== DATA FOR THE TASK

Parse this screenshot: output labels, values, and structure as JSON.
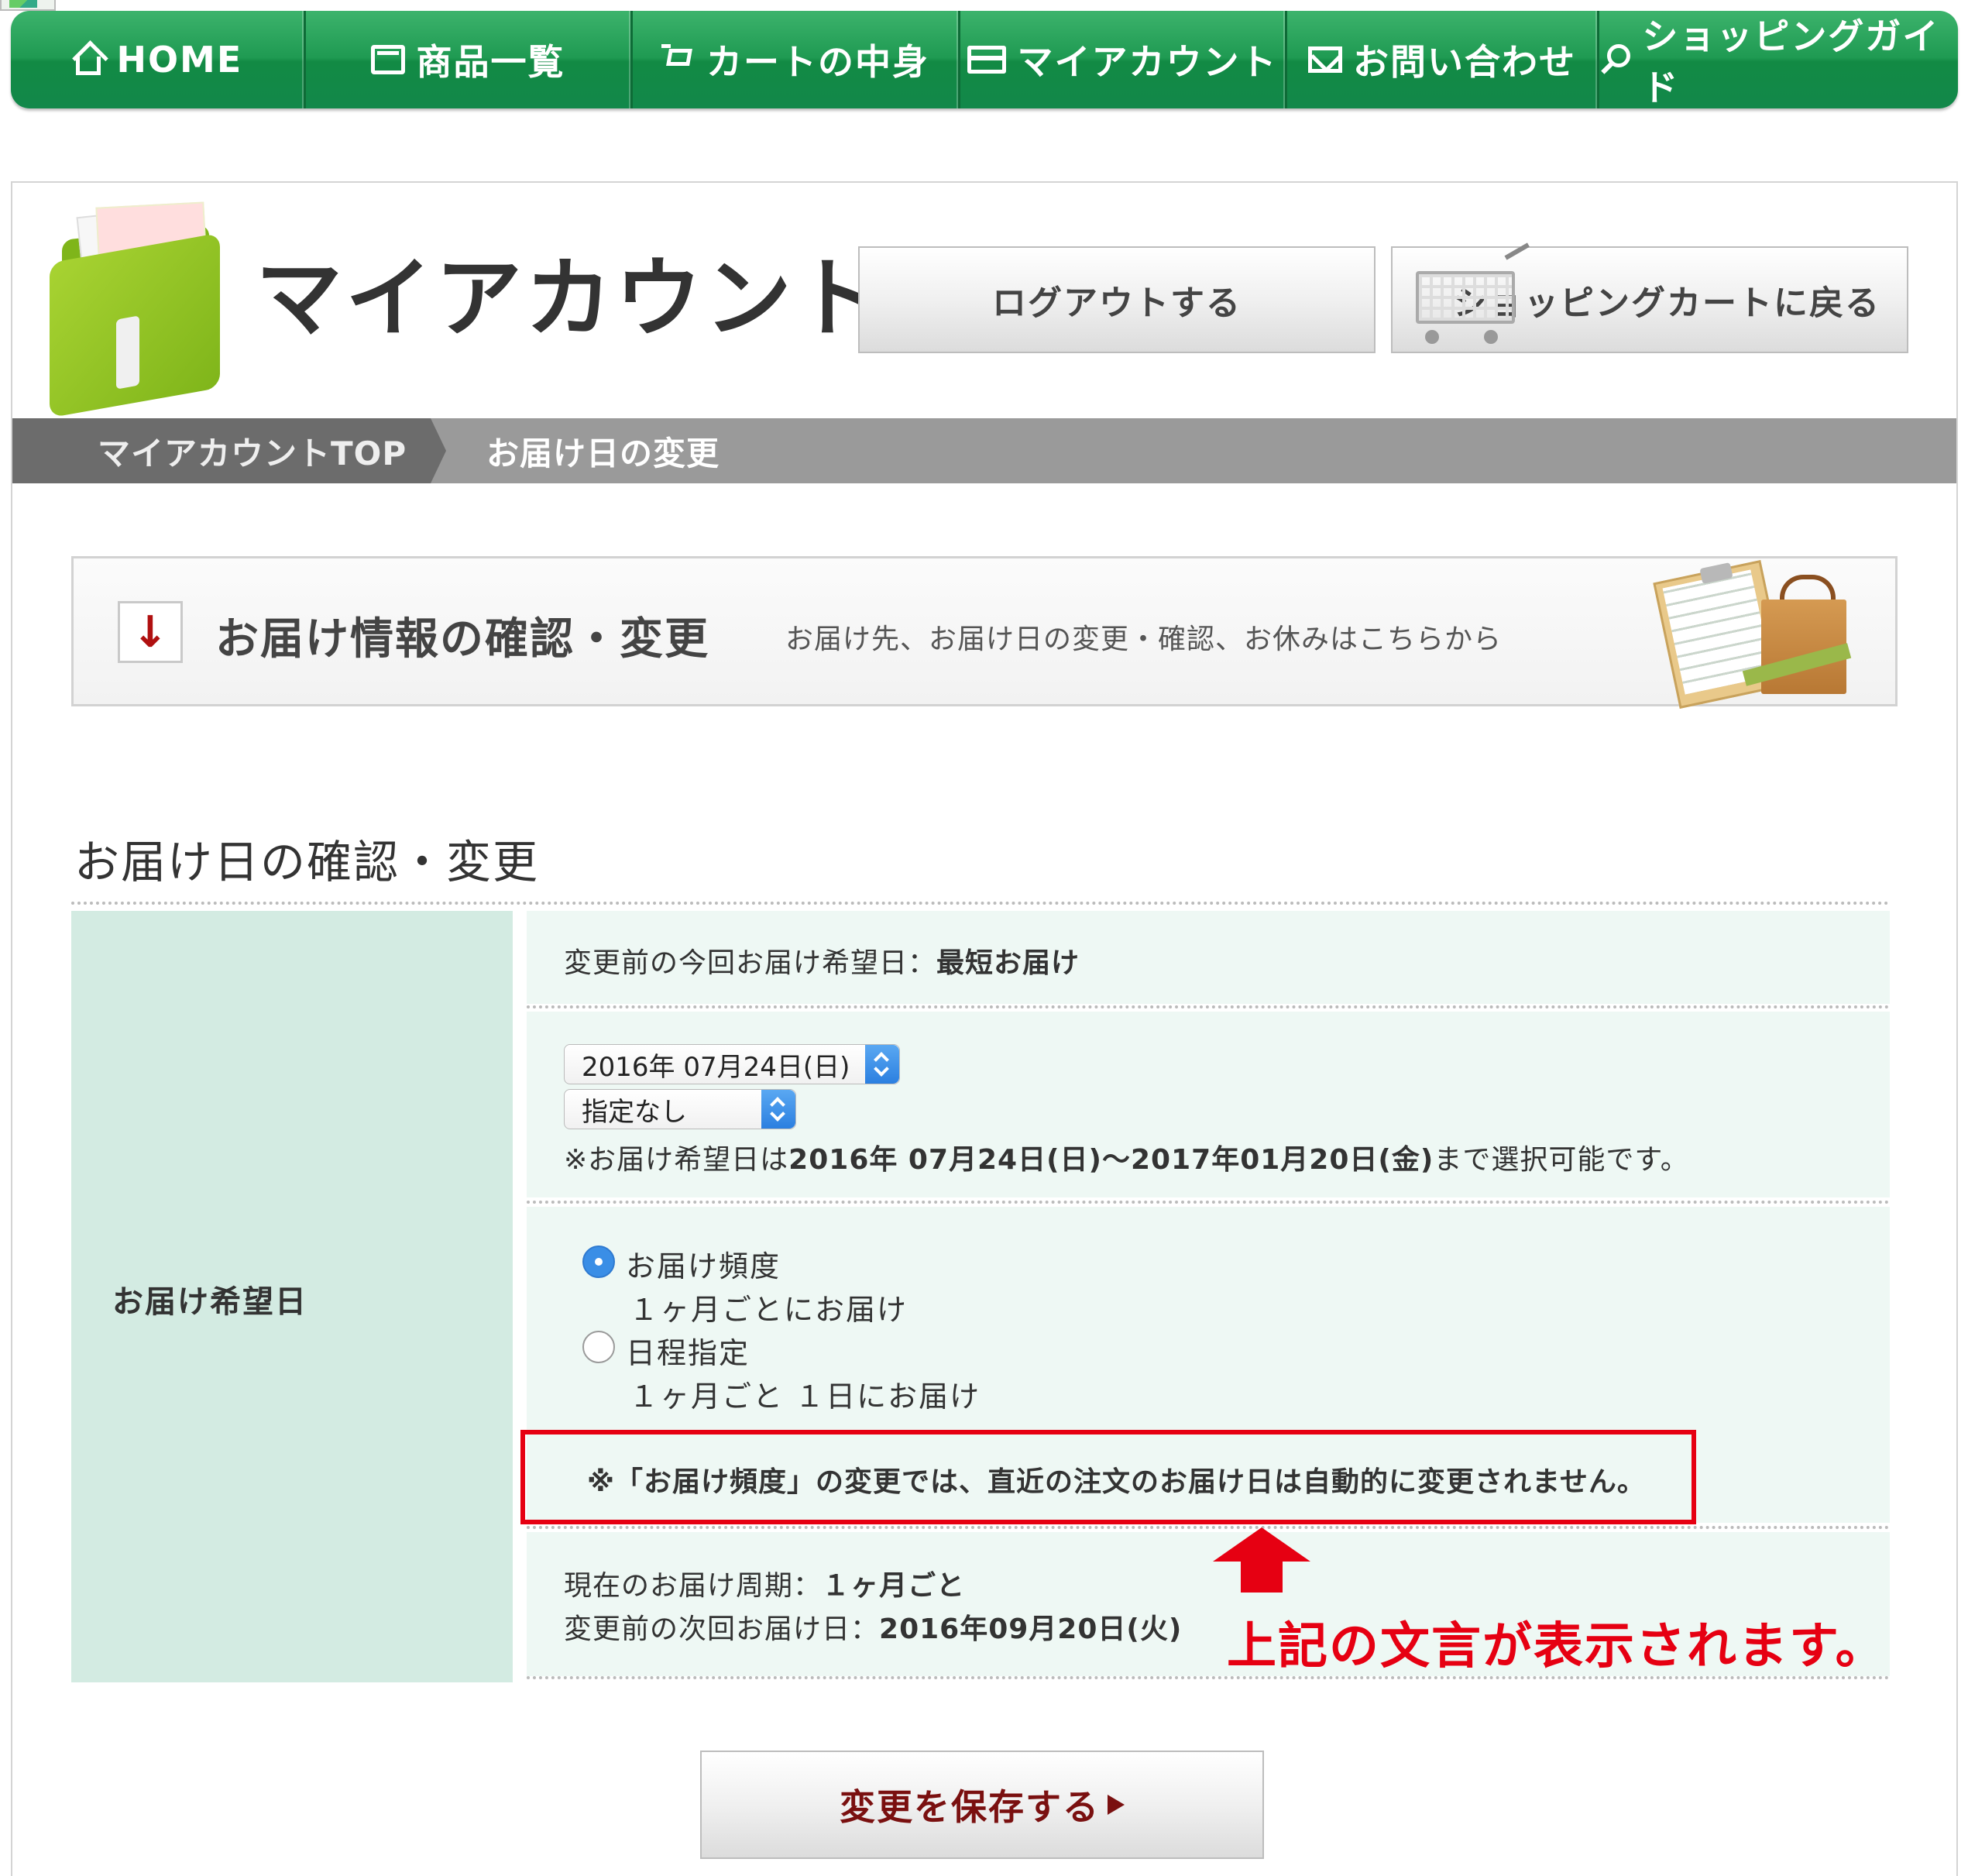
{
  "nav": {
    "items": [
      {
        "label": "HOME",
        "icon": "home-icon"
      },
      {
        "label": "商品一覧",
        "icon": "list-icon"
      },
      {
        "label": "カートの中身",
        "icon": "cart-icon"
      },
      {
        "label": "マイアカウント",
        "icon": "card-icon"
      },
      {
        "label": "お問い合わせ",
        "icon": "mail-icon"
      },
      {
        "label": "ショッピングガイド",
        "icon": "search-icon"
      }
    ]
  },
  "header": {
    "title": "マイアカウント",
    "logout_label": "ログアウトする",
    "back_to_cart_label": "ショッピングカートに戻る"
  },
  "breadcrumb": {
    "top": "マイアカウントTOP",
    "current": "お届け日の変更"
  },
  "banner": {
    "title": "お届け情報の確認・変更",
    "subtitle": "お届け先、お届け日の変更・確認、お休みはこちらから"
  },
  "form": {
    "heading": "お届け日の確認・変更",
    "label": "お届け希望日",
    "prev_date_label": "変更前の今回お届け希望日：",
    "prev_date_value": "最短お届け",
    "date_select_value": "2016年 07月24日(日)",
    "time_select_value": "指定なし",
    "date_note_prefix": "※お届け希望日は",
    "date_note_range": "2016年 07月24日(日)〜2017年01月20日(金)",
    "date_note_suffix": "まで選択可能です。",
    "option_frequency_label": "お届け頻度",
    "option_frequency_detail": "１ヶ月ごとにお届け",
    "option_date_label": "日程指定",
    "option_date_detail": "１ヶ月ごと １日にお届け",
    "notice": "※「お届け頻度」の変更では、直近の注文のお届け日は自動的に変更されません。",
    "cycle_label": "現在のお届け周期：",
    "cycle_value": "１ヶ月ごと",
    "next_label": "変更前の次回お届け日：",
    "next_value": "2016年09月20日(火)",
    "save_label": "変更を保存する"
  },
  "annotation": {
    "text": "上記の文言が表示されます。"
  },
  "colors": {
    "nav_green": "#1f9a52",
    "label_cell": "#d3ebe2",
    "value_cell": "#eef8f4",
    "highlight_red": "#e60012"
  }
}
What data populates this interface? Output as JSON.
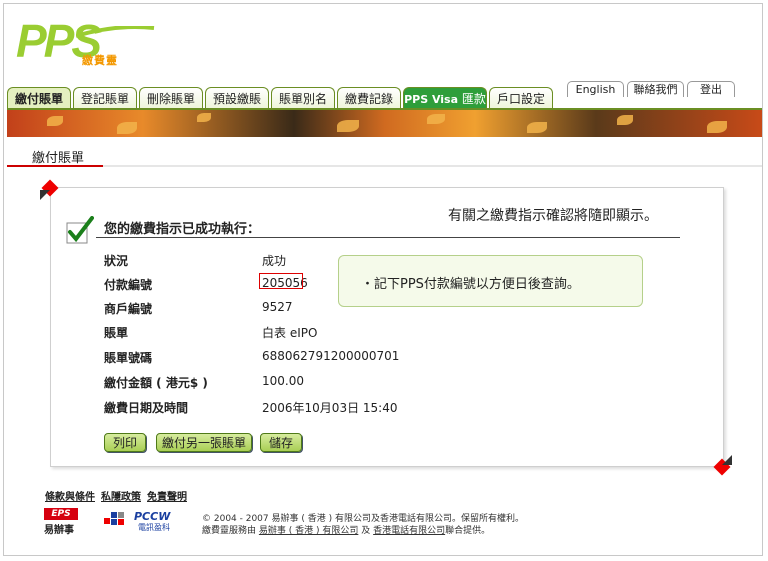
{
  "logo": {
    "text": "PPS",
    "subtitle": "繳費靈"
  },
  "nav": {
    "tabs": [
      {
        "label": "繳付賬單",
        "active": true
      },
      {
        "label": "登記賬單"
      },
      {
        "label": "刪除賬單"
      },
      {
        "label": "預設繳賬"
      },
      {
        "label": "賬單別名"
      },
      {
        "label": "繳費記錄"
      },
      {
        "label_en": "PPS Visa",
        "label_zh": "匯款"
      },
      {
        "label": "戶口設定"
      }
    ],
    "utility": [
      "English",
      "聯絡我們",
      "登出"
    ]
  },
  "page_title": "繳付賬單",
  "notice": "有關之繳費指示確認將隨即顯示。",
  "confirmation": {
    "heading": "您的繳費指示已成功執行：",
    "rows": [
      {
        "label": "狀況",
        "value": "成功"
      },
      {
        "label": "付款編號",
        "value": "205056"
      },
      {
        "label": "商戶編號",
        "value": "9527"
      },
      {
        "label": "賬單",
        "value": "白表 eIPO"
      },
      {
        "label": "賬單號碼",
        "value": "688062791200000701"
      },
      {
        "label": "繳付金額 ( 港元$ )",
        "value": "100.00"
      },
      {
        "label": "繳費日期及時間",
        "value": "2006年10月03日 15:40"
      }
    ]
  },
  "tip": "・記下PPS付款編號以方便日後查詢。",
  "buttons": {
    "print": "列印",
    "pay_another": "繳付另一張賬單",
    "save": "儲存"
  },
  "footer": {
    "links": [
      "條款與條件",
      "私隱政策",
      "免責聲明"
    ],
    "eps_logo": "EPS",
    "eps_logo_sub": "易辦事",
    "pccw_logo": "PCCW",
    "pccw_logo_sub": "電訊盈科",
    "copyright": "© 2004 - 2007 易辦事 ( 香港 ) 有限公司及香港電話有限公司。保留所有權利。",
    "service_prefix": "繳費靈服務由",
    "service_company1": "易辦事 ( 香港 ) 有限公司",
    "service_and": "及",
    "service_company2": "香港電話有限公司",
    "service_suffix": "聯合提供。"
  },
  "colors": {
    "accent_green": "#9acd32",
    "brand_orange": "#f39800",
    "visa_green": "#2e9e3a",
    "highlight_red": "#dd0000"
  }
}
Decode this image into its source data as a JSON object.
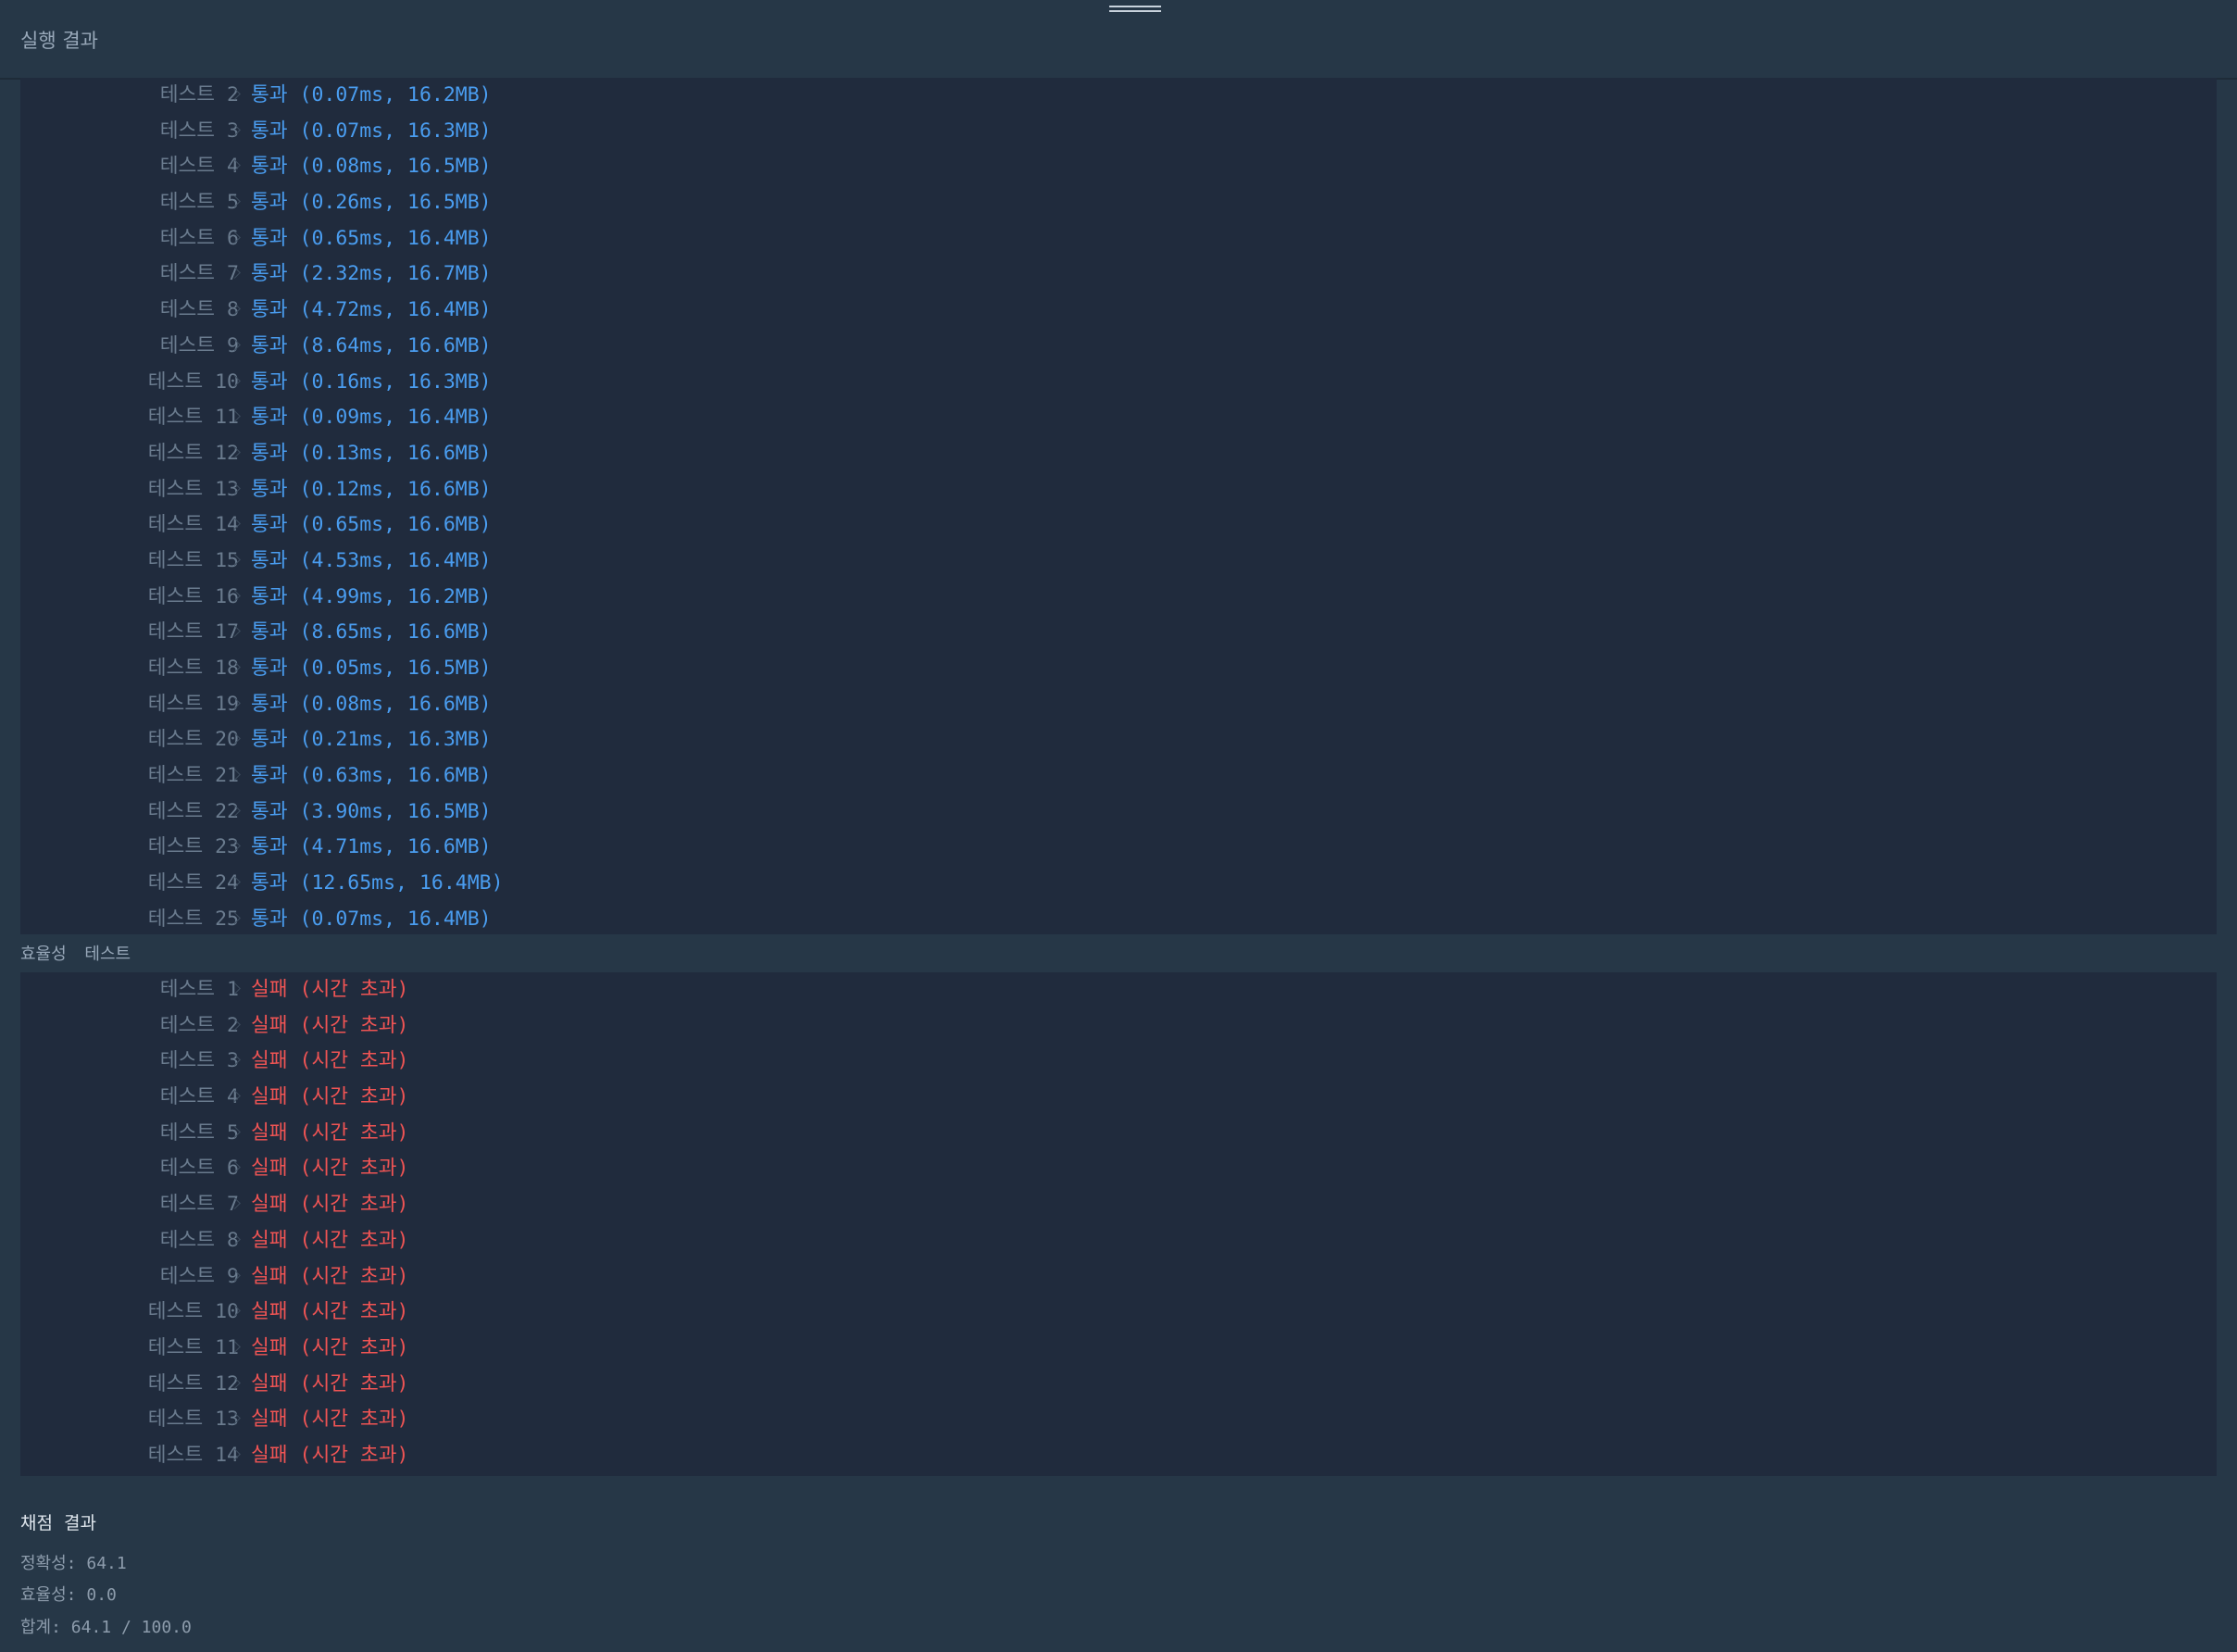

====

**DIRECTIONS**
Find the lines holding "notice" and list every one.

**WORKED ANSWER**
    "notice": "※「お届け頻度」の変更では、直近の注文のお届け日は自動的に変更されません。",
  "notice": "有關之繳費指示確認將隨即顯示。",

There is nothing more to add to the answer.